— start of Dataset —
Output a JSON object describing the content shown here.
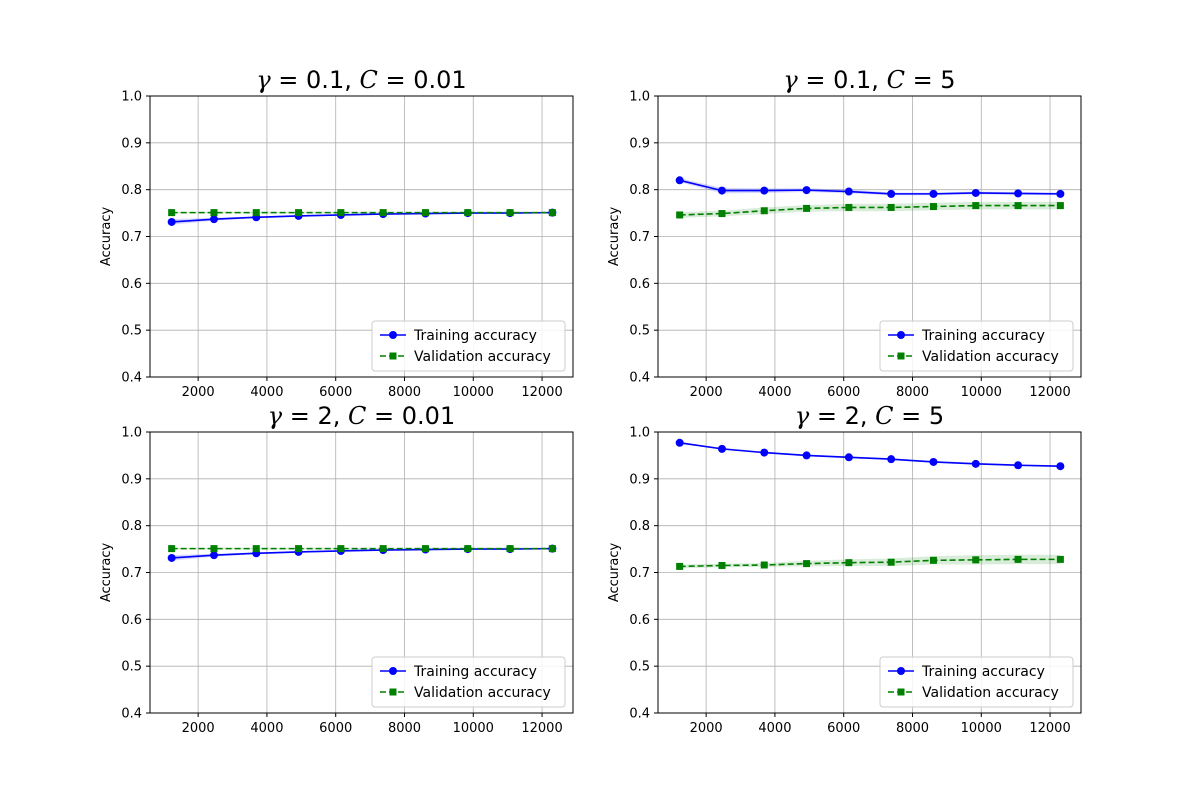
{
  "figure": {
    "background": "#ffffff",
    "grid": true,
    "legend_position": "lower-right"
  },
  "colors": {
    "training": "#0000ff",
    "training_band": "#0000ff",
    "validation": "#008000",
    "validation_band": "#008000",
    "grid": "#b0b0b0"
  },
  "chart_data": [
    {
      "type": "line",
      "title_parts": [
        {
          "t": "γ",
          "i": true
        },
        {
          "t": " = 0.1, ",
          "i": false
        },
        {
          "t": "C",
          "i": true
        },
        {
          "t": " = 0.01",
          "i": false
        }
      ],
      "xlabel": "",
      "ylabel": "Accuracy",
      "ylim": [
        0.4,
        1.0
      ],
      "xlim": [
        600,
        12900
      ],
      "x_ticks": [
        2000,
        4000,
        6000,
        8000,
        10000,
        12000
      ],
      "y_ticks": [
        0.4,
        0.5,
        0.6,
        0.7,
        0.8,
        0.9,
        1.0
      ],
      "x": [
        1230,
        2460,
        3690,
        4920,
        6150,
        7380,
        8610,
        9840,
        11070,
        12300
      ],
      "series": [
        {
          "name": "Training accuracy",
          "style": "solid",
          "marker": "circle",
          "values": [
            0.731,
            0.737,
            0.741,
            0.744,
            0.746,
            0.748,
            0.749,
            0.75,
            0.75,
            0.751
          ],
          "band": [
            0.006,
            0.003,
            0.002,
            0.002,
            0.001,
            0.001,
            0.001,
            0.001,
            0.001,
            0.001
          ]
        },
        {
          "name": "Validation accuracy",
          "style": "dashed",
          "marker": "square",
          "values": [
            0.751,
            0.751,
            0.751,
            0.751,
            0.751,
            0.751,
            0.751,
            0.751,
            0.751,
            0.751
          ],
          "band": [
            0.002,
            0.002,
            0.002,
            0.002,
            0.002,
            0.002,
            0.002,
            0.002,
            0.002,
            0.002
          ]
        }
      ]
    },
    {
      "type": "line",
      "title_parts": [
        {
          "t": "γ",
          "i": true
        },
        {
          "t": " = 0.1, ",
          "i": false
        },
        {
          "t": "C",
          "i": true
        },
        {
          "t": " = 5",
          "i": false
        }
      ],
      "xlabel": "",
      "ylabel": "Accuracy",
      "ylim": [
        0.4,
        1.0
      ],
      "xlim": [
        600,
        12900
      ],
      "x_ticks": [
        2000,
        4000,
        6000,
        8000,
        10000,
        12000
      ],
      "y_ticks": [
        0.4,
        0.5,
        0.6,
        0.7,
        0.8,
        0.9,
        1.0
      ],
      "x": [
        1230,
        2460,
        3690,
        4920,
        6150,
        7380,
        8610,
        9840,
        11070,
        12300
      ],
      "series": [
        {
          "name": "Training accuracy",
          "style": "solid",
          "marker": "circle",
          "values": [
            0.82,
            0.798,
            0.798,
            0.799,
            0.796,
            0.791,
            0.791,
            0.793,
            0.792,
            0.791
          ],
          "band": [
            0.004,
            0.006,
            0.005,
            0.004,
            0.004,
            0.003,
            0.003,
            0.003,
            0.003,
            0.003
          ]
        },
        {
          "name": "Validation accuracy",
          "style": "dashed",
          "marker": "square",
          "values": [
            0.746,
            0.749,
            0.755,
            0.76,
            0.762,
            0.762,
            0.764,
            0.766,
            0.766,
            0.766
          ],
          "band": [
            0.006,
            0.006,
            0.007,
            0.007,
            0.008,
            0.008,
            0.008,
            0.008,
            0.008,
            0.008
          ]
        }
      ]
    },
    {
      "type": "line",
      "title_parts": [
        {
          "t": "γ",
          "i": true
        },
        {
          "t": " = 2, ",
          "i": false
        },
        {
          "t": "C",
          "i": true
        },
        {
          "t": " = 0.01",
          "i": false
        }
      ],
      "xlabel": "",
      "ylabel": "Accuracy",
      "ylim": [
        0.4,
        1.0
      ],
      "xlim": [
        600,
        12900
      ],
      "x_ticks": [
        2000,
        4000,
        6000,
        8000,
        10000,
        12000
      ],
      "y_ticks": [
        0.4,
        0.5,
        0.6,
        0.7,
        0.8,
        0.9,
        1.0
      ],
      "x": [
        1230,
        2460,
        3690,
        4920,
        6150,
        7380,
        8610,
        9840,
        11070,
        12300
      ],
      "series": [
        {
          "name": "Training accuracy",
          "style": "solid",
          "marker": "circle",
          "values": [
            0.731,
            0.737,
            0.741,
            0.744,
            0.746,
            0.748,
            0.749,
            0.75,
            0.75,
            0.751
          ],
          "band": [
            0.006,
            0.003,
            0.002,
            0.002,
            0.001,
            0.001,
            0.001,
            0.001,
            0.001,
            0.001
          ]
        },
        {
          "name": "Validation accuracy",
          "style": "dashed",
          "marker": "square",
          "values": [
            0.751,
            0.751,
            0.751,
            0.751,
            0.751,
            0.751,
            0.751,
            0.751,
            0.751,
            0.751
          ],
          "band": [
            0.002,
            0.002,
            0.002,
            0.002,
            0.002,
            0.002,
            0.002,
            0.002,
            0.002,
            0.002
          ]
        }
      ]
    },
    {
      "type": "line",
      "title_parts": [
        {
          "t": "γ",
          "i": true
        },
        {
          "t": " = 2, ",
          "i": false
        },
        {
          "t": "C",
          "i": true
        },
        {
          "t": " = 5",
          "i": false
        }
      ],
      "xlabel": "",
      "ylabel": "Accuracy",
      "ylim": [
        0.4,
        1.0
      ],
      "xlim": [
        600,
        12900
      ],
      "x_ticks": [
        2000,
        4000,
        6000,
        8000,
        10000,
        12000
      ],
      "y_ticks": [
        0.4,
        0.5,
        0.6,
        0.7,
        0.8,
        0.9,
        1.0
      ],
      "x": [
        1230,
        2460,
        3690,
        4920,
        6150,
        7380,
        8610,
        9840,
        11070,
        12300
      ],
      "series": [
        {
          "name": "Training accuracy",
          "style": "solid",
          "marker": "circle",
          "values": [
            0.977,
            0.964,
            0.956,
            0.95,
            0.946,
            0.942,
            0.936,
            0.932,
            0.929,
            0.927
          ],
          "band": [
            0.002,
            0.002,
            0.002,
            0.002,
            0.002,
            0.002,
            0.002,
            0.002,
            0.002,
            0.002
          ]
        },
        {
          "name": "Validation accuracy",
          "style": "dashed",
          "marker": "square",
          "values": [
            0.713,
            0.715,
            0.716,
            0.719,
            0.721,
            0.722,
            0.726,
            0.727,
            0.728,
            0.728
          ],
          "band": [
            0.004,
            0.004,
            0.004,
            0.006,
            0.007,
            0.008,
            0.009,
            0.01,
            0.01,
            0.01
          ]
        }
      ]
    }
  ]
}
— end of Dataset —
— start of Dataset —
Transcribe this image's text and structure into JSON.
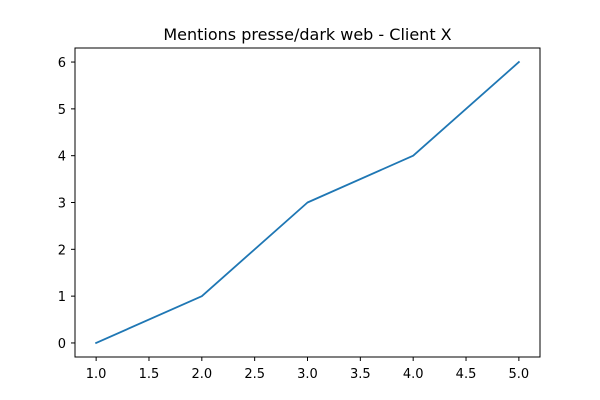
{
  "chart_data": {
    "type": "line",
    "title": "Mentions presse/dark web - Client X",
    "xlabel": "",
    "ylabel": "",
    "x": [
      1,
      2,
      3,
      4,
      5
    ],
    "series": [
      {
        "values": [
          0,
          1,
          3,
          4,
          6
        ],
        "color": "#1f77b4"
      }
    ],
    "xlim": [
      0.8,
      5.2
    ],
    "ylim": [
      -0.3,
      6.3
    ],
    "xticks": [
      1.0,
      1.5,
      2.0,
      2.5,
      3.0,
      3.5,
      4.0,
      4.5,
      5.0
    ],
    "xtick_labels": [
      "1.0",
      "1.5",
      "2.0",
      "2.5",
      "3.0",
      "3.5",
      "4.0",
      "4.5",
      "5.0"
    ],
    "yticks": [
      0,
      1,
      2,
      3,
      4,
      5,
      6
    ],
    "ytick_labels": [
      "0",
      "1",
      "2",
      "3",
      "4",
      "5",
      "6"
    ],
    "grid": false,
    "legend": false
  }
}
— end of Dataset —
» Exercise brief: Of the lines in the material, how many include "JSON"? Respond with the number alone.

» Finished answer: 2